WHAT YOU NEED TO DO - Each line that follows should be printed again exactly as it stands.

INPUT -
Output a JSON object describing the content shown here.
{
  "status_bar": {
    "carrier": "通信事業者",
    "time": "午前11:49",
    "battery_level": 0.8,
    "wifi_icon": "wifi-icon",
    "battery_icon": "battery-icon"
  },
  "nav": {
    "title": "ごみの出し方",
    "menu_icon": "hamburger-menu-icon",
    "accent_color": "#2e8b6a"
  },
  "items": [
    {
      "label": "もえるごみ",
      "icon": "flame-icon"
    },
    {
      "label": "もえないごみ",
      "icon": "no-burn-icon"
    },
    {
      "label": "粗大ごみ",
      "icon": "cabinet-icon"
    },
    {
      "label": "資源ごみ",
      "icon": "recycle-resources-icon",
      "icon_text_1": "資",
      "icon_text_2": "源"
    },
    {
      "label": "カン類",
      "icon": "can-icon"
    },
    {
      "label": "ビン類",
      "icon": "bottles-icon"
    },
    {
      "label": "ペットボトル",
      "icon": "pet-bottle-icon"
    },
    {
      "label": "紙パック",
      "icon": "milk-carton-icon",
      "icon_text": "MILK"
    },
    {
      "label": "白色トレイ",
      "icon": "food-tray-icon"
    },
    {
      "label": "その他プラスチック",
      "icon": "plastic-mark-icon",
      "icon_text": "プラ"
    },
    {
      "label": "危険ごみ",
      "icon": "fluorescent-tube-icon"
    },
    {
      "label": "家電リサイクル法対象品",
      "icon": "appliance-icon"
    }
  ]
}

ANSWER TO THIS EXERCISE -
Output a JSON object describing the content shown here.
{
  "status_bar": {
    "carrier": "通信事業者",
    "time": "午前11:49",
    "battery_level": 0.8,
    "wifi_icon": "wifi-icon",
    "battery_icon": "battery-icon"
  },
  "nav": {
    "title": "ごみの出し方",
    "menu_icon": "hamburger-menu-icon",
    "accent_color": "#2e8b6a"
  },
  "items": [
    {
      "label": "もえるごみ",
      "icon": "flame-icon"
    },
    {
      "label": "もえないごみ",
      "icon": "no-burn-icon"
    },
    {
      "label": "粗大ごみ",
      "icon": "cabinet-icon"
    },
    {
      "label": "資源ごみ",
      "icon": "recycle-resources-icon",
      "icon_text_1": "資",
      "icon_text_2": "源"
    },
    {
      "label": "カン類",
      "icon": "can-icon"
    },
    {
      "label": "ビン類",
      "icon": "bottles-icon"
    },
    {
      "label": "ペットボトル",
      "icon": "pet-bottle-icon"
    },
    {
      "label": "紙パック",
      "icon": "milk-carton-icon",
      "icon_text": "MILK"
    },
    {
      "label": "白色トレイ",
      "icon": "food-tray-icon"
    },
    {
      "label": "その他プラスチック",
      "icon": "plastic-mark-icon",
      "icon_text": "プラ"
    },
    {
      "label": "危険ごみ",
      "icon": "fluorescent-tube-icon"
    },
    {
      "label": "家電リサイクル法対象品",
      "icon": "appliance-icon"
    }
  ]
}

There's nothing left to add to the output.